[START]

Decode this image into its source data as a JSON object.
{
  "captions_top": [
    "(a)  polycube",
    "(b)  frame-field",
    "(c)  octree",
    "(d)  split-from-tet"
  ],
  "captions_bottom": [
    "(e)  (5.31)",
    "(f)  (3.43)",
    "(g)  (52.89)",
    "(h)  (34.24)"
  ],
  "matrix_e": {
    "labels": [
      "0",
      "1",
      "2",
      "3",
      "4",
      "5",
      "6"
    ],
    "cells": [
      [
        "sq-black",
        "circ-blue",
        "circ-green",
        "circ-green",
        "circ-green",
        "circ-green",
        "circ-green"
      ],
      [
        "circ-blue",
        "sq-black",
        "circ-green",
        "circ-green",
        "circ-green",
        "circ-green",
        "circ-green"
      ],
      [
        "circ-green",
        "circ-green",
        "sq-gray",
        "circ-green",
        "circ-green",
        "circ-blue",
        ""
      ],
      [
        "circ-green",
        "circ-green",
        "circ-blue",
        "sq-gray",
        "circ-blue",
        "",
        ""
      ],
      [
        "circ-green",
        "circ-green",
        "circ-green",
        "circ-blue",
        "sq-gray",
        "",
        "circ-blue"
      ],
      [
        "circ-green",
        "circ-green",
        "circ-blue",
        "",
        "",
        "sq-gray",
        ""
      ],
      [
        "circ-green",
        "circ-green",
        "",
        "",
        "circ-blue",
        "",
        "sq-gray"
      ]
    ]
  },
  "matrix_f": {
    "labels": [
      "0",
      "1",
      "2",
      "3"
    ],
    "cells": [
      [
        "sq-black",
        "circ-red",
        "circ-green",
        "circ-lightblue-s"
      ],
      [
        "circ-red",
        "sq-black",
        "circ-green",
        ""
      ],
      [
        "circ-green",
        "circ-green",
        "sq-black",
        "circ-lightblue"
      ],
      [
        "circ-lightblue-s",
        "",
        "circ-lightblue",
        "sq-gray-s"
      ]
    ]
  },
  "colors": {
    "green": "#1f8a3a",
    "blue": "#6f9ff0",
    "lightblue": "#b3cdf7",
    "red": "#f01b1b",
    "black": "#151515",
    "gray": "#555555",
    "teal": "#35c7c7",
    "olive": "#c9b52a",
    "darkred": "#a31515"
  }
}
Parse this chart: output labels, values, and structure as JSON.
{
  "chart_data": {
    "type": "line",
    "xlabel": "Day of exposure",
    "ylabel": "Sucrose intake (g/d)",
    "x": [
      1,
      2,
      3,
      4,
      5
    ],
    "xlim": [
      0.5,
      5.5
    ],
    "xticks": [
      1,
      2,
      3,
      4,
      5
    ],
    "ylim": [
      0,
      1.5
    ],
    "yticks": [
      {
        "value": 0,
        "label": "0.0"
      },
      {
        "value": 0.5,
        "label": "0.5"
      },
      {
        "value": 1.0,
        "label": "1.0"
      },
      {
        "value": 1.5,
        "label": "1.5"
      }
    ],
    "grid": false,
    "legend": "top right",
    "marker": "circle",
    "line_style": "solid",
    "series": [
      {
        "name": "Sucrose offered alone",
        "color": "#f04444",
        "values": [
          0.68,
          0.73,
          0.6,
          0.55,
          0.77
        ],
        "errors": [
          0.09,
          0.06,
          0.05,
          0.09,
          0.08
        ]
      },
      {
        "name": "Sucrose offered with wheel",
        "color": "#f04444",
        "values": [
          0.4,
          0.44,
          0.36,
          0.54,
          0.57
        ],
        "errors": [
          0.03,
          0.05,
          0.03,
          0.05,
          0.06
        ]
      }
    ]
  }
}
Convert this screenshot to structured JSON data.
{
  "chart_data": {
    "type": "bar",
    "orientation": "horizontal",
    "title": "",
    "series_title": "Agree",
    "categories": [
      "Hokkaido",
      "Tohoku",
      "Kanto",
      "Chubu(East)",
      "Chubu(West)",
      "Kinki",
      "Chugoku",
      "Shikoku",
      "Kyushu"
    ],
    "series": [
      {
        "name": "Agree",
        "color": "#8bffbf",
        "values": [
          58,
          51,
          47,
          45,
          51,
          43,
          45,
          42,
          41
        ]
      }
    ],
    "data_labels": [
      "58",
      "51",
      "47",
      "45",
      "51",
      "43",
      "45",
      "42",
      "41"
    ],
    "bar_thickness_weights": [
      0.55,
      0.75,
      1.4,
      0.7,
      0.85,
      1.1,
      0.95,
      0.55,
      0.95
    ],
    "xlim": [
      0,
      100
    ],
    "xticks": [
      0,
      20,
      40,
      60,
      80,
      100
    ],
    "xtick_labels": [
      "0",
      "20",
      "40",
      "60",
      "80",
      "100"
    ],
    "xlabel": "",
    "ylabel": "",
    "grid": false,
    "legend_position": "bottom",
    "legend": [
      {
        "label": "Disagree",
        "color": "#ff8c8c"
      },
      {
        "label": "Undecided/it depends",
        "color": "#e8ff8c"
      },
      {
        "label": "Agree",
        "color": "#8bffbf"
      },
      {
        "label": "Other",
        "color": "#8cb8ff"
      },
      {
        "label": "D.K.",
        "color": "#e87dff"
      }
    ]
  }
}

[END]

[Directions] What is the number of lines in the listing that include the word "name"? Give that number and nothing else.

[Full output] 3